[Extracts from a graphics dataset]
:::

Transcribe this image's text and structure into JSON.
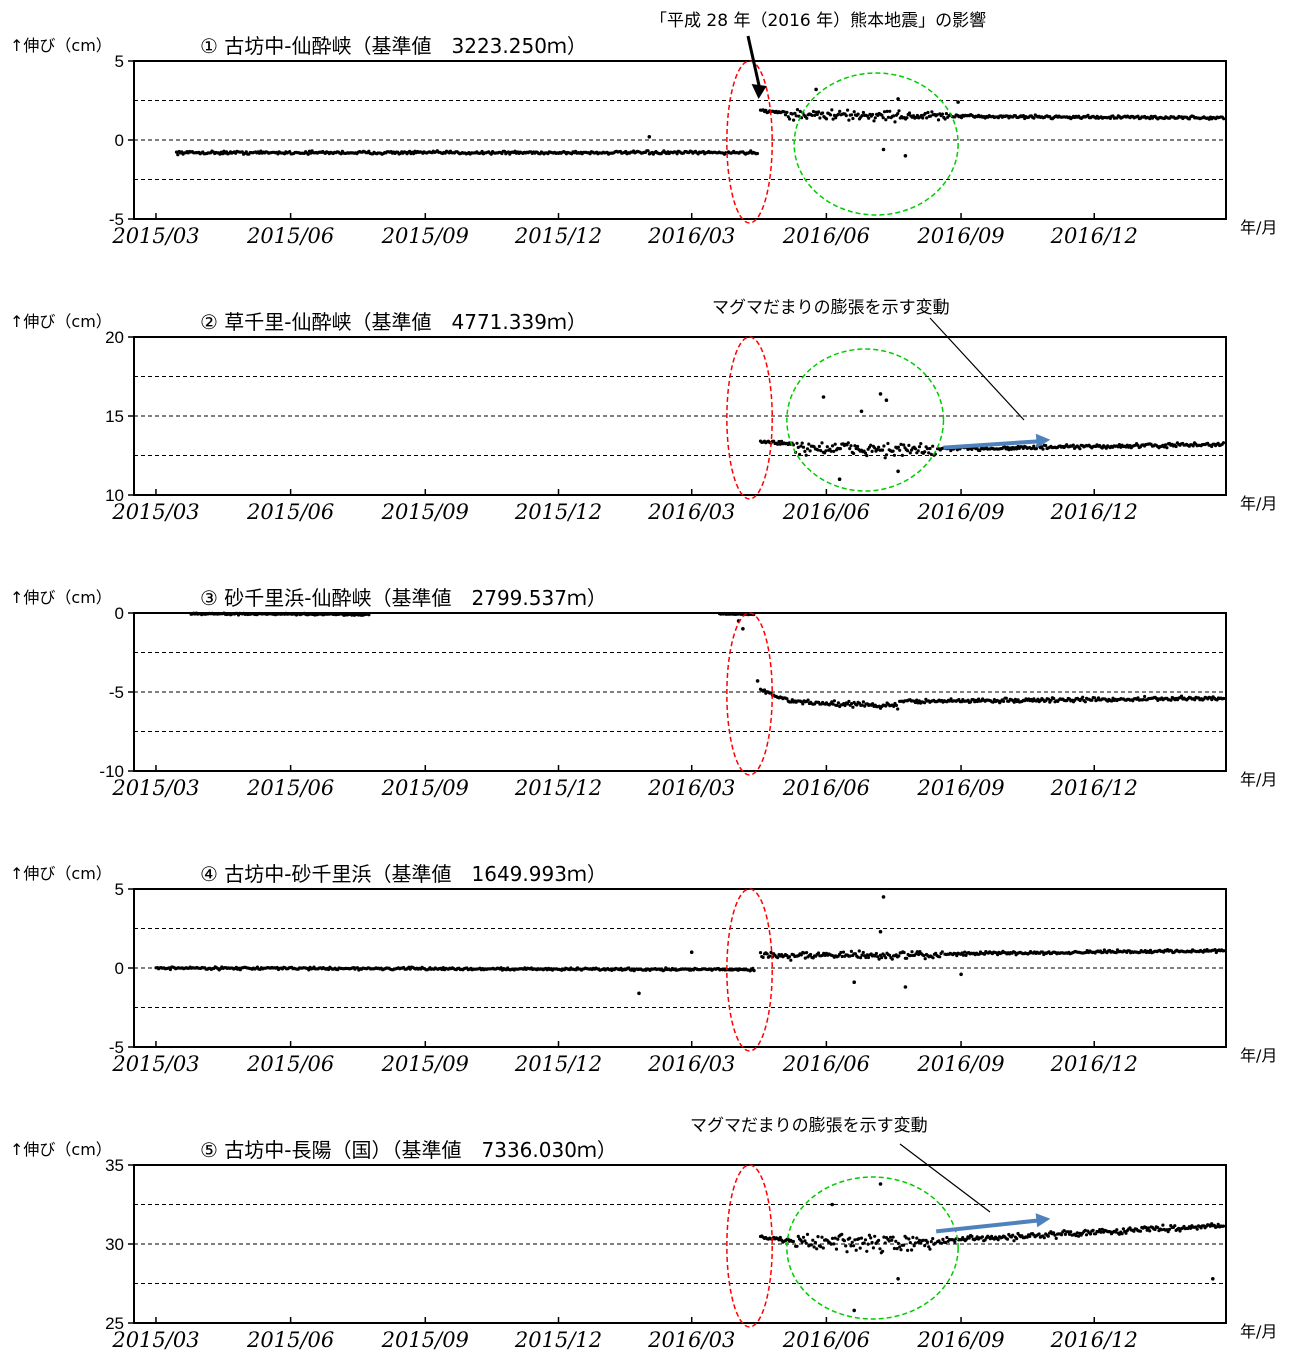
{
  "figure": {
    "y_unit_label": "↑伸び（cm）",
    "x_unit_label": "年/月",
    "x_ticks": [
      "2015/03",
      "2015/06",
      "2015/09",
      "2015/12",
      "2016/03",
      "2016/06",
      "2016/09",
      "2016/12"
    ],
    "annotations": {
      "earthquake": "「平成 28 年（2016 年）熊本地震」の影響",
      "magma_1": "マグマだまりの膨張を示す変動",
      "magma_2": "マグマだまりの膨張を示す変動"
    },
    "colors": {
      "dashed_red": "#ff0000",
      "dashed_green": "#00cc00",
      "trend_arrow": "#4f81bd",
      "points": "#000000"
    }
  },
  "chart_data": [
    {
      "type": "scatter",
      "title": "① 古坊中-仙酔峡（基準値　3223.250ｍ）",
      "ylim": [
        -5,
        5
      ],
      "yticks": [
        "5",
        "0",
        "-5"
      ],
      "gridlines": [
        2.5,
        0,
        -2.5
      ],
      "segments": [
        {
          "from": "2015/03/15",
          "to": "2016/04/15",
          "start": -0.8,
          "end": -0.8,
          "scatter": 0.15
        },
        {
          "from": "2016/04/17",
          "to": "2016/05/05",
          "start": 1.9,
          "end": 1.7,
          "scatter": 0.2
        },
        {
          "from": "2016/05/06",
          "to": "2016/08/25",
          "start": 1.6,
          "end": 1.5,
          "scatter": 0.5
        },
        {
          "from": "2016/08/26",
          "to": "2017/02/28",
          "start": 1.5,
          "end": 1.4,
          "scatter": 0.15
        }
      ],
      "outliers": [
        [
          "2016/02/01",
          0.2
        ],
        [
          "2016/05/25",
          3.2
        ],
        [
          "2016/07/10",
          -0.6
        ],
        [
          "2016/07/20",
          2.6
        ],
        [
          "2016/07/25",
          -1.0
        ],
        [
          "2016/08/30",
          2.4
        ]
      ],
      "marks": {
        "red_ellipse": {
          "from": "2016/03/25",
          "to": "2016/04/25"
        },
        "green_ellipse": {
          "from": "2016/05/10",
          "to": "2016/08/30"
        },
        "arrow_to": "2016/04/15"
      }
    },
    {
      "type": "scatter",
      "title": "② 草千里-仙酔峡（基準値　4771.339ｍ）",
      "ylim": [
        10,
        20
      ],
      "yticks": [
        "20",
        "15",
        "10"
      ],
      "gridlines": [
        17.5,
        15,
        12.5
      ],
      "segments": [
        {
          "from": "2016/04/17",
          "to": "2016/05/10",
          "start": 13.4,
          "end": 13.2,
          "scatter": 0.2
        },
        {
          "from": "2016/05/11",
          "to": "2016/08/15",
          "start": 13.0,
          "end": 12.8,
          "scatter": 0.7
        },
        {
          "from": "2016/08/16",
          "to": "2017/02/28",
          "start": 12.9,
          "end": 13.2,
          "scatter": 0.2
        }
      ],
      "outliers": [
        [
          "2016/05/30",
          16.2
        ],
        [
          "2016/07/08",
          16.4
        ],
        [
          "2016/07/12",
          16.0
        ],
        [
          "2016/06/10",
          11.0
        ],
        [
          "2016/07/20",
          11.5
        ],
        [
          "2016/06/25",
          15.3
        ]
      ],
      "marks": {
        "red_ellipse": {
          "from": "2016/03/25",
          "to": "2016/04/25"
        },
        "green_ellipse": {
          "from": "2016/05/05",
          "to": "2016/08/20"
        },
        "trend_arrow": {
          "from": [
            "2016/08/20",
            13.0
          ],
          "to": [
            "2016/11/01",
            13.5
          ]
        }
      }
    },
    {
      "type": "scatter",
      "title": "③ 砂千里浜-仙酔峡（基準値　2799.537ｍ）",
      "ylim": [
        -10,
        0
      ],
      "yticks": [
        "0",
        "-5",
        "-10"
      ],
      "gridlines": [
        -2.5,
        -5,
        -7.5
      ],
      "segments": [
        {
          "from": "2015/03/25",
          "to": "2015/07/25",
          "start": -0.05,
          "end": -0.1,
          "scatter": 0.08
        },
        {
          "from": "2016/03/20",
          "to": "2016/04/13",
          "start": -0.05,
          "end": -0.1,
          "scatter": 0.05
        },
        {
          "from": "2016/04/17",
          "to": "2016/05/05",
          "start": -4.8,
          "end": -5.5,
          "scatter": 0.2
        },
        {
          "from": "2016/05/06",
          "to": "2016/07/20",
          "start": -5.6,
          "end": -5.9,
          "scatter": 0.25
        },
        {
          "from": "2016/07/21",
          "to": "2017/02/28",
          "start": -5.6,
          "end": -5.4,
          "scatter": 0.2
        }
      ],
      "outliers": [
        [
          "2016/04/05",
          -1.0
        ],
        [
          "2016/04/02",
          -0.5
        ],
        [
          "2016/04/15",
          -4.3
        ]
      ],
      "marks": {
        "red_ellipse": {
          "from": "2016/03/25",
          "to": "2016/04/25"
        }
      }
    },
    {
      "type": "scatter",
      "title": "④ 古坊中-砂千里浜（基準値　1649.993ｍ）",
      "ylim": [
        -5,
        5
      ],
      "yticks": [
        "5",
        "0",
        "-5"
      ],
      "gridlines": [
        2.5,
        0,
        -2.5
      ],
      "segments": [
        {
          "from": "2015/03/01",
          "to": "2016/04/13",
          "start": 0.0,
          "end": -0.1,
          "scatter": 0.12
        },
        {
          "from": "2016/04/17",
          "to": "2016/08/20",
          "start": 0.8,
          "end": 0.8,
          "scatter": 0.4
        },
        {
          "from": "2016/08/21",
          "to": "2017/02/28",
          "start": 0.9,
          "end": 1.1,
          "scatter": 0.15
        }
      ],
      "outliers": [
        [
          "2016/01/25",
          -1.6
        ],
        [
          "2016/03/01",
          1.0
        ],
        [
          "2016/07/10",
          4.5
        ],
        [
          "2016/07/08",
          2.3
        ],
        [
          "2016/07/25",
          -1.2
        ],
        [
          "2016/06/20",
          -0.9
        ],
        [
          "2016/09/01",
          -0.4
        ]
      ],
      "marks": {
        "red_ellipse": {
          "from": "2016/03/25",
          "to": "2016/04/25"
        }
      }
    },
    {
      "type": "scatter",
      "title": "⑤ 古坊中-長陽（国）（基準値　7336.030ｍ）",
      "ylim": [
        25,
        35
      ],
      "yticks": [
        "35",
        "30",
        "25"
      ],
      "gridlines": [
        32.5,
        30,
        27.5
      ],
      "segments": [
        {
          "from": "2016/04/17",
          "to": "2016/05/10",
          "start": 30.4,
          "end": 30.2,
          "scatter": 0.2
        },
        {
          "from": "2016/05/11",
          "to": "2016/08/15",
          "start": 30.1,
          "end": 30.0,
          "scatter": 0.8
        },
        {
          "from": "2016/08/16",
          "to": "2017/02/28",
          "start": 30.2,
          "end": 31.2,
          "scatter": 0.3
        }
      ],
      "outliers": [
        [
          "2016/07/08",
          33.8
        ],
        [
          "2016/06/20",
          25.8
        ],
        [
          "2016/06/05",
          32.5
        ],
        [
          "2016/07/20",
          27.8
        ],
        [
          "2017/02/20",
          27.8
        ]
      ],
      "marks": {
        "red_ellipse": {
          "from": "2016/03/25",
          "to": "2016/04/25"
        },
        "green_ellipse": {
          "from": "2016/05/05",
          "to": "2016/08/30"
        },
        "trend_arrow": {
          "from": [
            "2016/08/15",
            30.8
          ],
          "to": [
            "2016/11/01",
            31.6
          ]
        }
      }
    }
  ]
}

:::

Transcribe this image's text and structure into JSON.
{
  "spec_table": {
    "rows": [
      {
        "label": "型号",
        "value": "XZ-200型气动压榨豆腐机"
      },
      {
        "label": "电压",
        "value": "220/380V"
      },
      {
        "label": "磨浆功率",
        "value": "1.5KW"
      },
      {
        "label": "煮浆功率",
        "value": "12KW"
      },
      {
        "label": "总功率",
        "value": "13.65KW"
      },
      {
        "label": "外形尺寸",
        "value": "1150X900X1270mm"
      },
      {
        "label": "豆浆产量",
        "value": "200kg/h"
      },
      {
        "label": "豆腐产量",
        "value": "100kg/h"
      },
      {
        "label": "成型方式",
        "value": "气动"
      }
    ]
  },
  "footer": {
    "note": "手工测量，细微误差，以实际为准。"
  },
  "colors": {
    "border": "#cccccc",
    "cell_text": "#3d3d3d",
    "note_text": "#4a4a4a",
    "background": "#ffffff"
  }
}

:::

» **The problem**
Copy each line of the listing that includes "title".

» **Solution to this problem**
      "title": "① 古坊中-仙酔峡（基準値　3223.250ｍ）",
      "title": "② 草千里-仙酔峡（基準値　4771.339ｍ）",
      "title": "③ 砂千里浜-仙酔峡（基準値　2799.537ｍ）",
      "title": "④ 古坊中-砂千里浜（基準値　1649.993ｍ）",
      "title": "⑤ 古坊中-長陽（国）（基準値　7336.030ｍ）",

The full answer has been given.